WHAT YOU NEED TO DO
In the listing below, locate the lines that hold "xlabel" and copy them.

LISTED ENTRIES
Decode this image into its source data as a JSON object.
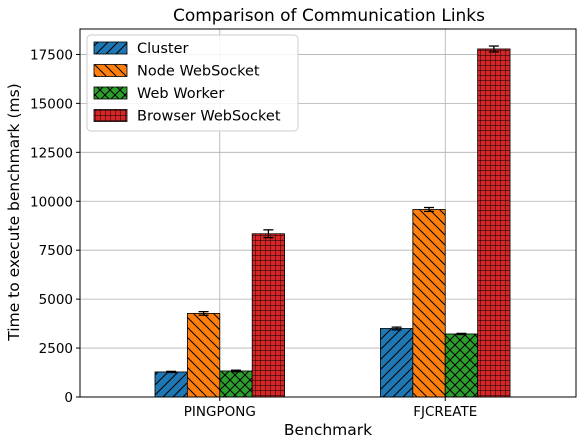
{
  "chart_data": {
    "type": "bar",
    "title": "Comparison of Communication Links",
    "xlabel": "Benchmark",
    "ylabel": "Time to execute benchmark (ms)",
    "categories": [
      "PINGPONG",
      "FJCREATE"
    ],
    "ylim": [
      0,
      18800
    ],
    "yticks": [
      0,
      2500,
      5000,
      7500,
      10000,
      12500,
      15000,
      17500
    ],
    "ytick_labels": [
      "0",
      "2500",
      "5000",
      "7500",
      "10000",
      "12500",
      "15000",
      "17500"
    ],
    "grid": true,
    "legend_position": "top-left",
    "series": [
      {
        "name": "Cluster",
        "values": [
          1280,
          3500
        ],
        "errors": [
          30,
          70
        ],
        "color": "#1f77b4",
        "hatch": "diagonal"
      },
      {
        "name": "Node WebSocket",
        "values": [
          4270,
          9580
        ],
        "errors": [
          90,
          100
        ],
        "color": "#ff7f0e",
        "hatch": "back-diagonal"
      },
      {
        "name": "Web Worker",
        "values": [
          1330,
          3220
        ],
        "errors": [
          40,
          30
        ],
        "color": "#2ca02c",
        "hatch": "crosshatch"
      },
      {
        "name": "Browser WebSocket",
        "values": [
          8340,
          17780
        ],
        "errors": [
          200,
          150
        ],
        "color": "#d62728",
        "hatch": "grid"
      }
    ]
  }
}
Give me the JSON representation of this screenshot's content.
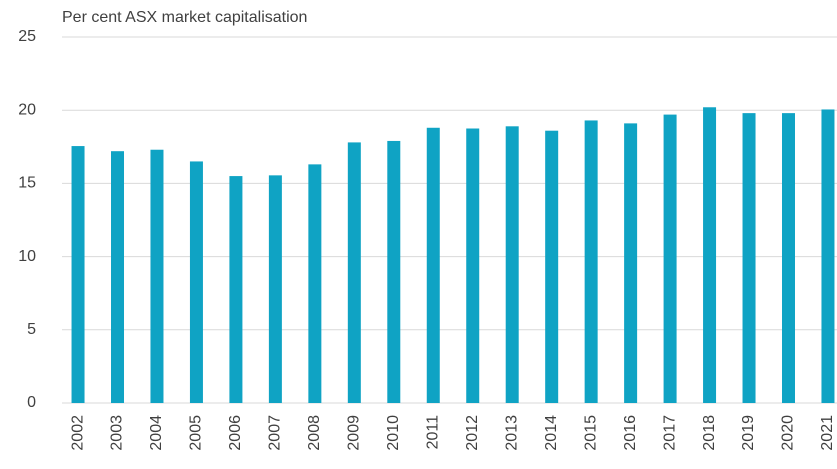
{
  "chart_data": {
    "type": "bar",
    "title": "Per cent ASX market capitalisation",
    "categories": [
      "2002",
      "2003",
      "2004",
      "2005",
      "2006",
      "2007",
      "2008",
      "2009",
      "2010",
      "2011",
      "2012",
      "2013",
      "2014",
      "2015",
      "2016",
      "2017",
      "2018",
      "2019",
      "2020",
      "2021"
    ],
    "values": [
      17.55,
      17.2,
      17.3,
      16.5,
      15.5,
      15.55,
      16.3,
      17.8,
      17.9,
      18.8,
      18.75,
      18.9,
      18.6,
      19.3,
      19.1,
      19.7,
      20.2,
      19.8,
      19.8,
      20.05
    ],
    "color": "#0fa3c4",
    "ylim": [
      0,
      25
    ],
    "yticks": [
      0,
      5,
      10,
      15,
      20,
      25
    ],
    "grid": true
  }
}
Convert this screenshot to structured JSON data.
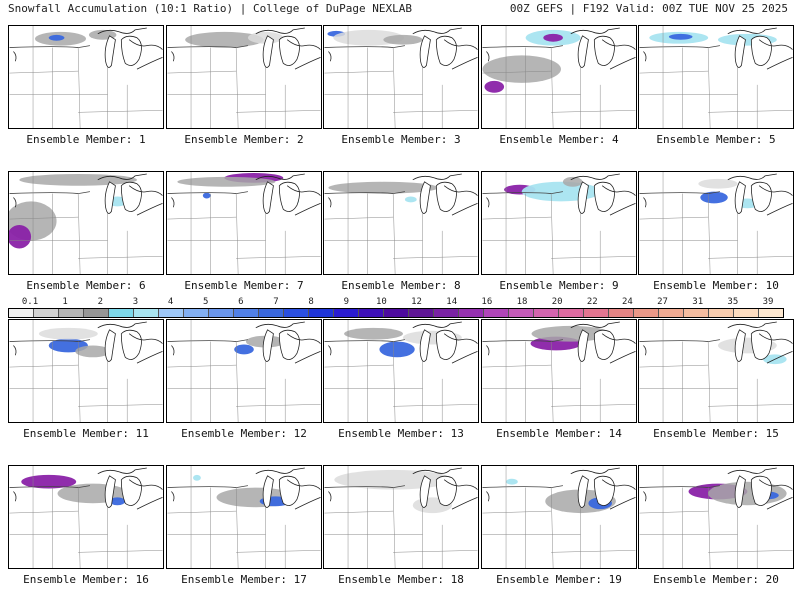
{
  "header": {
    "left": "Snowfall Accumulation (10:1 Ratio) | College of DuPage NEXLAB",
    "right": "00Z GEFS | F192 Valid: 00Z TUE NOV 25 2025"
  },
  "colorbar": {
    "labels": [
      "0.1",
      "1",
      "2",
      "3",
      "4",
      "5",
      "6",
      "7",
      "8",
      "9",
      "10",
      "12",
      "14",
      "16",
      "18",
      "20",
      "22",
      "24",
      "27",
      "31",
      "35",
      "39"
    ],
    "colors": [
      "#f0f0f0",
      "#d2d2d2",
      "#b4b4b4",
      "#969696",
      "#7dd8ea",
      "#a8e4f0",
      "#9ec8f8",
      "#82aff2",
      "#6a96ec",
      "#5180e6",
      "#3a68de",
      "#2a4fe0",
      "#1e34d8",
      "#2a1bd0",
      "#3d0fb8",
      "#4d0a9e",
      "#5f1596",
      "#7a22a4",
      "#9530b0",
      "#b045b8",
      "#c45ab8",
      "#d264ae",
      "#dc6aa0",
      "#e27590",
      "#e48484",
      "#ea9888",
      "#f0aa92",
      "#f4bca0",
      "#f8ccae",
      "#fcdcc0",
      "#fee8d0"
    ]
  },
  "panels": [
    {
      "caption": "Ensemble Member: 1",
      "blobs": [
        {
          "cx": 52,
          "cy": 13,
          "rx": 26,
          "ry": 7,
          "cat": 1
        },
        {
          "cx": 48,
          "cy": 12,
          "rx": 8,
          "ry": 3,
          "cat": 3
        },
        {
          "cx": 95,
          "cy": 9,
          "rx": 14,
          "ry": 5,
          "cat": 1
        }
      ]
    },
    {
      "caption": "Ensemble Member: 2",
      "blobs": [
        {
          "cx": 58,
          "cy": 14,
          "rx": 40,
          "ry": 8,
          "cat": 1
        },
        {
          "cx": 100,
          "cy": 12,
          "rx": 18,
          "ry": 6,
          "cat": 0
        }
      ]
    },
    {
      "caption": "Ensemble Member: 3",
      "blobs": [
        {
          "cx": 12,
          "cy": 8,
          "rx": 9,
          "ry": 3,
          "cat": 3
        },
        {
          "cx": 45,
          "cy": 12,
          "rx": 36,
          "ry": 8,
          "cat": 0
        },
        {
          "cx": 80,
          "cy": 14,
          "rx": 20,
          "ry": 5,
          "cat": 1
        }
      ]
    },
    {
      "caption": "Ensemble Member: 4",
      "blobs": [
        {
          "cx": 40,
          "cy": 44,
          "rx": 40,
          "ry": 14,
          "cat": 1
        },
        {
          "cx": 12,
          "cy": 62,
          "rx": 10,
          "ry": 6,
          "cat": 4
        },
        {
          "cx": 72,
          "cy": 12,
          "rx": 28,
          "ry": 8,
          "cat": 2
        },
        {
          "cx": 72,
          "cy": 12,
          "rx": 10,
          "ry": 4,
          "cat": 4
        }
      ]
    },
    {
      "caption": "Ensemble Member: 5",
      "blobs": [
        {
          "cx": 40,
          "cy": 12,
          "rx": 30,
          "ry": 6,
          "cat": 2
        },
        {
          "cx": 42,
          "cy": 11,
          "rx": 12,
          "ry": 3,
          "cat": 3
        },
        {
          "cx": 110,
          "cy": 14,
          "rx": 30,
          "ry": 6,
          "cat": 2
        }
      ]
    },
    {
      "caption": "Ensemble Member: 6",
      "blobs": [
        {
          "cx": 22,
          "cy": 50,
          "rx": 26,
          "ry": 20,
          "cat": 1
        },
        {
          "cx": 10,
          "cy": 66,
          "rx": 12,
          "ry": 12,
          "cat": 4
        },
        {
          "cx": 70,
          "cy": 8,
          "rx": 60,
          "ry": 6,
          "cat": 1
        },
        {
          "cx": 110,
          "cy": 30,
          "rx": 10,
          "ry": 5,
          "cat": 2
        }
      ]
    },
    {
      "caption": "Ensemble Member: 7",
      "blobs": [
        {
          "cx": 88,
          "cy": 6,
          "rx": 30,
          "ry": 5,
          "cat": 4
        },
        {
          "cx": 60,
          "cy": 10,
          "rx": 50,
          "ry": 5,
          "cat": 1
        },
        {
          "cx": 40,
          "cy": 24,
          "rx": 4,
          "ry": 3,
          "cat": 3
        },
        {
          "cx": 128,
          "cy": 30,
          "rx": 6,
          "ry": 4,
          "cat": 2
        }
      ]
    },
    {
      "caption": "Ensemble Member: 8",
      "blobs": [
        {
          "cx": 60,
          "cy": 16,
          "rx": 56,
          "ry": 6,
          "cat": 1
        },
        {
          "cx": 88,
          "cy": 28,
          "rx": 6,
          "ry": 3,
          "cat": 2
        }
      ]
    },
    {
      "caption": "Ensemble Member: 9",
      "blobs": [
        {
          "cx": 38,
          "cy": 18,
          "rx": 16,
          "ry": 5,
          "cat": 4
        },
        {
          "cx": 80,
          "cy": 20,
          "rx": 40,
          "ry": 10,
          "cat": 2
        },
        {
          "cx": 92,
          "cy": 10,
          "rx": 10,
          "ry": 5,
          "cat": 1
        }
      ]
    },
    {
      "caption": "Ensemble Member: 10",
      "blobs": [
        {
          "cx": 76,
          "cy": 26,
          "rx": 14,
          "ry": 6,
          "cat": 3
        },
        {
          "cx": 110,
          "cy": 32,
          "rx": 12,
          "ry": 5,
          "cat": 2
        },
        {
          "cx": 80,
          "cy": 12,
          "rx": 20,
          "ry": 5,
          "cat": 0
        }
      ]
    },
    {
      "caption": "Ensemble Member: 11",
      "blobs": [
        {
          "cx": 60,
          "cy": 26,
          "rx": 20,
          "ry": 7,
          "cat": 3
        },
        {
          "cx": 85,
          "cy": 32,
          "rx": 18,
          "ry": 6,
          "cat": 1
        },
        {
          "cx": 60,
          "cy": 14,
          "rx": 30,
          "ry": 6,
          "cat": 0
        }
      ]
    },
    {
      "caption": "Ensemble Member: 12",
      "blobs": [
        {
          "cx": 78,
          "cy": 30,
          "rx": 10,
          "ry": 5,
          "cat": 3
        },
        {
          "cx": 100,
          "cy": 22,
          "rx": 20,
          "ry": 6,
          "cat": 1
        }
      ]
    },
    {
      "caption": "Ensemble Member: 13",
      "blobs": [
        {
          "cx": 74,
          "cy": 30,
          "rx": 18,
          "ry": 8,
          "cat": 3
        },
        {
          "cx": 50,
          "cy": 14,
          "rx": 30,
          "ry": 6,
          "cat": 1
        },
        {
          "cx": 110,
          "cy": 18,
          "rx": 30,
          "ry": 7,
          "cat": 0
        }
      ]
    },
    {
      "caption": "Ensemble Member: 14",
      "blobs": [
        {
          "cx": 75,
          "cy": 24,
          "rx": 26,
          "ry": 7,
          "cat": 4
        },
        {
          "cx": 90,
          "cy": 14,
          "rx": 40,
          "ry": 8,
          "cat": 1
        }
      ]
    },
    {
      "caption": "Ensemble Member: 15",
      "blobs": [
        {
          "cx": 110,
          "cy": 26,
          "rx": 30,
          "ry": 8,
          "cat": 0
        },
        {
          "cx": 138,
          "cy": 40,
          "rx": 12,
          "ry": 5,
          "cat": 2
        }
      ]
    },
    {
      "caption": "Ensemble Member: 16",
      "blobs": [
        {
          "cx": 40,
          "cy": 16,
          "rx": 28,
          "ry": 7,
          "cat": 4
        },
        {
          "cx": 85,
          "cy": 28,
          "rx": 36,
          "ry": 10,
          "cat": 1
        },
        {
          "cx": 110,
          "cy": 36,
          "rx": 8,
          "ry": 4,
          "cat": 3
        }
      ]
    },
    {
      "caption": "Ensemble Member: 17",
      "blobs": [
        {
          "cx": 90,
          "cy": 32,
          "rx": 40,
          "ry": 10,
          "cat": 1
        },
        {
          "cx": 110,
          "cy": 36,
          "rx": 16,
          "ry": 5,
          "cat": 3
        },
        {
          "cx": 30,
          "cy": 12,
          "rx": 4,
          "ry": 3,
          "cat": 2
        }
      ]
    },
    {
      "caption": "Ensemble Member: 18",
      "blobs": [
        {
          "cx": 70,
          "cy": 14,
          "rx": 60,
          "ry": 10,
          "cat": 0
        },
        {
          "cx": 110,
          "cy": 40,
          "rx": 20,
          "ry": 8,
          "cat": 0
        }
      ]
    },
    {
      "caption": "Ensemble Member: 19",
      "blobs": [
        {
          "cx": 100,
          "cy": 36,
          "rx": 36,
          "ry": 12,
          "cat": 1
        },
        {
          "cx": 120,
          "cy": 38,
          "rx": 12,
          "ry": 6,
          "cat": 3
        },
        {
          "cx": 30,
          "cy": 16,
          "rx": 6,
          "ry": 3,
          "cat": 2
        }
      ]
    },
    {
      "caption": "Ensemble Member: 20",
      "blobs": [
        {
          "cx": 80,
          "cy": 26,
          "rx": 30,
          "ry": 8,
          "cat": 4
        },
        {
          "cx": 110,
          "cy": 28,
          "rx": 40,
          "ry": 12,
          "cat": 1
        },
        {
          "cx": 130,
          "cy": 30,
          "rx": 12,
          "ry": 4,
          "cat": 3
        }
      ]
    }
  ]
}
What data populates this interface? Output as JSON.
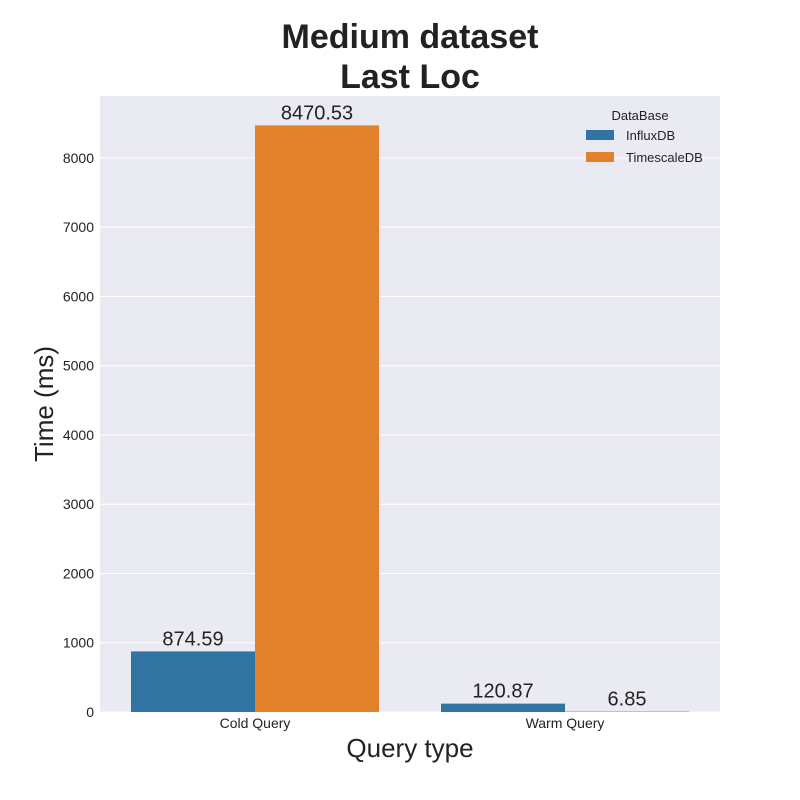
{
  "chart_data": {
    "type": "bar",
    "title_lines": [
      "Medium dataset",
      "Last Loc"
    ],
    "xlabel": "Query type",
    "ylabel": "Time (ms)",
    "categories": [
      "Cold Query",
      "Warm Query"
    ],
    "ylim": [
      0,
      8894
    ],
    "yticks": [
      0,
      1000,
      2000,
      3000,
      4000,
      5000,
      6000,
      7000,
      8000
    ],
    "grid": true,
    "legend": {
      "title": "DataBase",
      "placement": "top-right"
    },
    "series": [
      {
        "name": "InfluxDB",
        "color": "#3274a1",
        "values": [
          874.59,
          120.87
        ],
        "labels": [
          "874.59",
          "120.87"
        ]
      },
      {
        "name": "TimescaleDB",
        "color": "#e1812c",
        "values": [
          8470.53,
          6.85
        ],
        "labels": [
          "8470.53",
          "6.85"
        ]
      }
    ]
  },
  "colors": {
    "plot_background": "#eaeaf2",
    "grid": "#ffffff"
  }
}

OUTPUT BELOW
    "xlabel": "Benchmark",
    "xlabel": "Query type",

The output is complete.